- [SHORT TASK]: Read the entries below and pull out each line with the string "station".

- [RECORD EXTRACTS]:
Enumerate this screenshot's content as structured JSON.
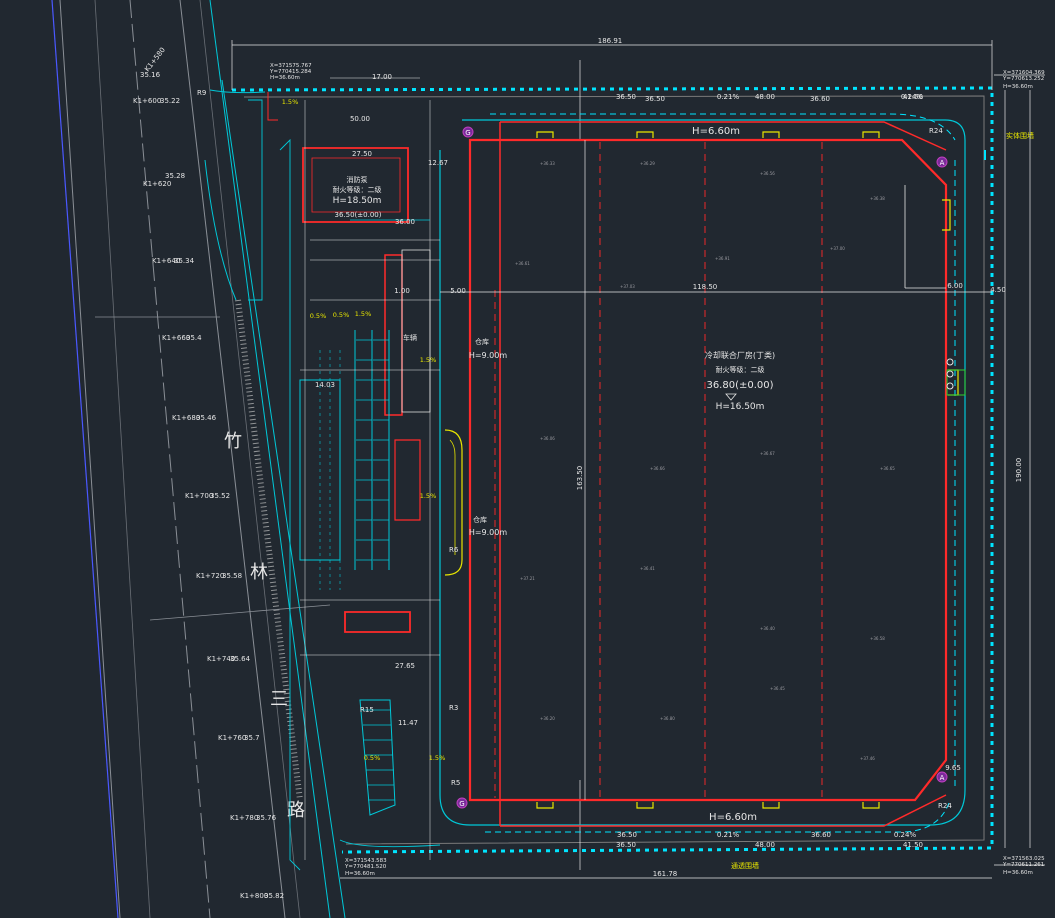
{
  "colors": {
    "background": "#212830",
    "building": "#ff2a2a",
    "road": "#00c8d8",
    "cyan_dash": "#00e5ff",
    "yellow": "#e8e600",
    "green": "#2fd02f",
    "white": "#e6e6e6",
    "magenta": "#c040c0",
    "blue": "#4a58ff"
  },
  "main_building": {
    "name": "冷却联合厂房(丁类)",
    "fire_rating": "耐火等级：二级",
    "elevation": "36.80(±0.00)",
    "height": "H=16.50m",
    "top_height": "H=6.60m",
    "bottom_height": "H=6.60m"
  },
  "pump_building": {
    "name": "消防泵",
    "fire_rating": "耐火等级：二级",
    "height": "H=18.50m",
    "elevation": "36.50(±0.00)"
  },
  "lane_labels": [
    "仓库",
    "H=9.00m",
    "H=9.00m",
    "仓库",
    "车辆"
  ],
  "road_name_chars": [
    "竹",
    "林",
    "三",
    "路"
  ],
  "fences": {
    "right": "实体围墙",
    "bottom": "通透围墙"
  },
  "dimensions": {
    "top_total": "186.91",
    "bottom_total": "161.78",
    "right_total": "190.00",
    "inner_width": "118.50",
    "inner_height": "163.50",
    "d_1700": "17.00",
    "d_5000": "50.00",
    "d_3650": "36.50",
    "d_4800": "48.00",
    "d_4150": "41.50",
    "d_2750": "27.50",
    "d_600": "6.00",
    "d_450": "4.50"
  },
  "chainages": [
    {
      "station": "K1+580",
      "level": "35.16"
    },
    {
      "station": "K1+600",
      "level": "35.22"
    },
    {
      "station": "K1+620",
      "level": "35.28"
    },
    {
      "station": "K1+640",
      "level": "35.34"
    },
    {
      "station": "K1+660",
      "level": "35.4"
    },
    {
      "station": "K1+680",
      "level": "35.46"
    },
    {
      "station": "K1+700",
      "level": "35.52"
    },
    {
      "station": "K1+720",
      "level": "35.58"
    },
    {
      "station": "K1+740",
      "level": "35.64"
    },
    {
      "station": "K1+760",
      "level": "35.7"
    },
    {
      "station": "K1+780",
      "level": "35.76"
    },
    {
      "station": "K1+800",
      "level": "35.82"
    }
  ],
  "corner_coords": [
    {
      "x": "X=371575.767",
      "y": "Y=770415.284",
      "h": "H=36.60m"
    },
    {
      "x": "X=371604.369",
      "y": "Y=770613.252",
      "h": "H=36.60m"
    },
    {
      "x": "X=371563.025",
      "y": "Y=770611.261",
      "h": "H=36.60m"
    },
    {
      "x": "X=371543.583",
      "y": "Y=770481.520",
      "h": "H=36.60m"
    }
  ],
  "markers": [
    "G",
    "A",
    "A",
    "G"
  ],
  "slopes": [
    "0.5%",
    "1.5%",
    "0.5%",
    "1.5%",
    "1.5%",
    "1.5%",
    "0.5%",
    "1.5%"
  ],
  "misc_labels": {
    "r_labels": [
      "R9",
      "R5",
      "R6",
      "R3",
      "R15",
      "R24",
      "R24"
    ],
    "pct_top": "0.21%",
    "pct_bottom": "0.21%",
    "pct_top_r": "0.24%",
    "pct_bot_r": "0.24%",
    "lv_top": "36.50",
    "lv_top2": "36.60",
    "lv_bot": "36.50",
    "lv_bot2": "36.60",
    "d_1": "1.00",
    "d_2": "5.00",
    "d_3": "36.00",
    "d_4": "12.67",
    "d_5": "14.03",
    "d_6": "11.47",
    "d_7": "27.65",
    "d_8": "9.65"
  }
}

- [EXPECTED ANSWER]:
      "station": "K1+580",
      "station": "K1+600",
      "station": "K1+620",
      "station": "K1+640",
      "station": "K1+660",
      "station": "K1+680",
      "station": "K1+700",
      "station": "K1+720",
      "station": "K1+740",
      "station": "K1+760",
      "station": "K1+780",
      "station": "K1+800",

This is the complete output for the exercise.